- Provided information:
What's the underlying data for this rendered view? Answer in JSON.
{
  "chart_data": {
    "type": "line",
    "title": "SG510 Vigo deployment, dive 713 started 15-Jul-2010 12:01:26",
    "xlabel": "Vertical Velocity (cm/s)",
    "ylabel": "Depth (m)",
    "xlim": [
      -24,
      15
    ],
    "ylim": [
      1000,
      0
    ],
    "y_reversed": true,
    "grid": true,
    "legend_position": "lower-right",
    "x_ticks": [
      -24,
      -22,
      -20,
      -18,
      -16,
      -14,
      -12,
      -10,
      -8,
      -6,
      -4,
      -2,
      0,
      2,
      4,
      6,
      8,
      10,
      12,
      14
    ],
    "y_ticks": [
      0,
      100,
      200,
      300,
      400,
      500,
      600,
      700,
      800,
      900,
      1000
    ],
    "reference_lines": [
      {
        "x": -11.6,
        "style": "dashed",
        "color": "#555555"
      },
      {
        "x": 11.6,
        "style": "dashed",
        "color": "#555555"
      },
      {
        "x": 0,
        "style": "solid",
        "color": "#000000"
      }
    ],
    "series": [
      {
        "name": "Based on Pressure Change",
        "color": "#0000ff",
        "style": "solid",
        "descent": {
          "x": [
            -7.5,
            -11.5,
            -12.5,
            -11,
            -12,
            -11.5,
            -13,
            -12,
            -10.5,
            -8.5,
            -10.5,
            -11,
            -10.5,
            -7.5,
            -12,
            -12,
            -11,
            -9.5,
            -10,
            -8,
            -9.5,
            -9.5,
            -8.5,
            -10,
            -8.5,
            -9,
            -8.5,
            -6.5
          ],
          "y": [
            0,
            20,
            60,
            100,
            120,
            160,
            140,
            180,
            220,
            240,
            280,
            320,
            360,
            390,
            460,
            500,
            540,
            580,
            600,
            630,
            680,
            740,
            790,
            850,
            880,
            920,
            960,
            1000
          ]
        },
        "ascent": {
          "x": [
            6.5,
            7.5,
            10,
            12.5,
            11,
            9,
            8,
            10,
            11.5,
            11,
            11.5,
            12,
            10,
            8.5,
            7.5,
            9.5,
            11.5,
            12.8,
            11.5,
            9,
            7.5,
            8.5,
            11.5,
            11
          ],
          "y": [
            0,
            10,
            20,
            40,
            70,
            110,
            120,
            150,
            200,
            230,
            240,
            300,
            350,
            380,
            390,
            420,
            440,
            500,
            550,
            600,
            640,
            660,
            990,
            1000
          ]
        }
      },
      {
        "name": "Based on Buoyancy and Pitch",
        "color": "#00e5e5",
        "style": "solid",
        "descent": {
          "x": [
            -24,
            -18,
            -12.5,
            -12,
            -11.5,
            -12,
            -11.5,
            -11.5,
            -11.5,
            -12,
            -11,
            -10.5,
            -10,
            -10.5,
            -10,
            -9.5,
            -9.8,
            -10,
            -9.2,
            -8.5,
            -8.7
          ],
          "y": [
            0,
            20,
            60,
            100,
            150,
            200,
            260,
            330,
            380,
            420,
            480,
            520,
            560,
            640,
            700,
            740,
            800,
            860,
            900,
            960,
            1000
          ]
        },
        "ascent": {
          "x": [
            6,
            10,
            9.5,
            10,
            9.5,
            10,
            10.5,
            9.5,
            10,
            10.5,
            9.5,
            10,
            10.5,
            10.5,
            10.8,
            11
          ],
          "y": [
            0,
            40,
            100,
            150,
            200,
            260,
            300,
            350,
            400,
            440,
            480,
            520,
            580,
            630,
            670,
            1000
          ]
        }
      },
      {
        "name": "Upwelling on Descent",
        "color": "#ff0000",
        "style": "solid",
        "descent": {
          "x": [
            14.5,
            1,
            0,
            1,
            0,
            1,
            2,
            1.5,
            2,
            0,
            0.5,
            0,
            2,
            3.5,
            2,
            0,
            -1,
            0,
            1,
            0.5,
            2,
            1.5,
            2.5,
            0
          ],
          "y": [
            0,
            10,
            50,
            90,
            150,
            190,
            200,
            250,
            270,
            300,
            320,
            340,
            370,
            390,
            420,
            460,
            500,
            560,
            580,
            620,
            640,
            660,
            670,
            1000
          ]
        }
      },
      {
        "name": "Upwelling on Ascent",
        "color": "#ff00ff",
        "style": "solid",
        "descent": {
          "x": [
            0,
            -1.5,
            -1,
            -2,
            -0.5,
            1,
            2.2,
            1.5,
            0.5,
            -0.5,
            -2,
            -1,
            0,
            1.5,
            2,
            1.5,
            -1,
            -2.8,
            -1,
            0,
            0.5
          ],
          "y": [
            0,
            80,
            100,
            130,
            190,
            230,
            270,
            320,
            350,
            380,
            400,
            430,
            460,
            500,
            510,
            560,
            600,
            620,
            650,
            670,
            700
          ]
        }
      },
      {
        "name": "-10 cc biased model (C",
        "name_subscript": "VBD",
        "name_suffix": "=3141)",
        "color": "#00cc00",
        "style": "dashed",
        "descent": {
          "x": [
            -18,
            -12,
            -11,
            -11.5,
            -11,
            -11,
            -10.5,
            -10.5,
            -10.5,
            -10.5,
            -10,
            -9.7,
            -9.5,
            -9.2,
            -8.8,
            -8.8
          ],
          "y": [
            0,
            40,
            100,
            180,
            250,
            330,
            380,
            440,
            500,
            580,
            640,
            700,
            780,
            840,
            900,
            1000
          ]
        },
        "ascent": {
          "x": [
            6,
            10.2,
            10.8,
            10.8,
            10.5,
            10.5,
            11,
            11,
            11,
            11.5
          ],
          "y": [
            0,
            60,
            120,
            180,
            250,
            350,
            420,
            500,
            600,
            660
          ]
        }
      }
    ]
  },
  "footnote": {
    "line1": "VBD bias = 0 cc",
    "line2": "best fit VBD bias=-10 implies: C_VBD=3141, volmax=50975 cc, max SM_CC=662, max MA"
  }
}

- Problem to work on: Using the listing above, pick out each line that contains the word "color", then copy it.

- Final answer:
        "color": "#555555"
        "color": "#555555"
        "color": "#000000"
        "color": "#0000ff",
        "color": "#00e5e5",
        "color": "#ff0000",
        "color": "#ff00ff",
        "color": "#00cc00",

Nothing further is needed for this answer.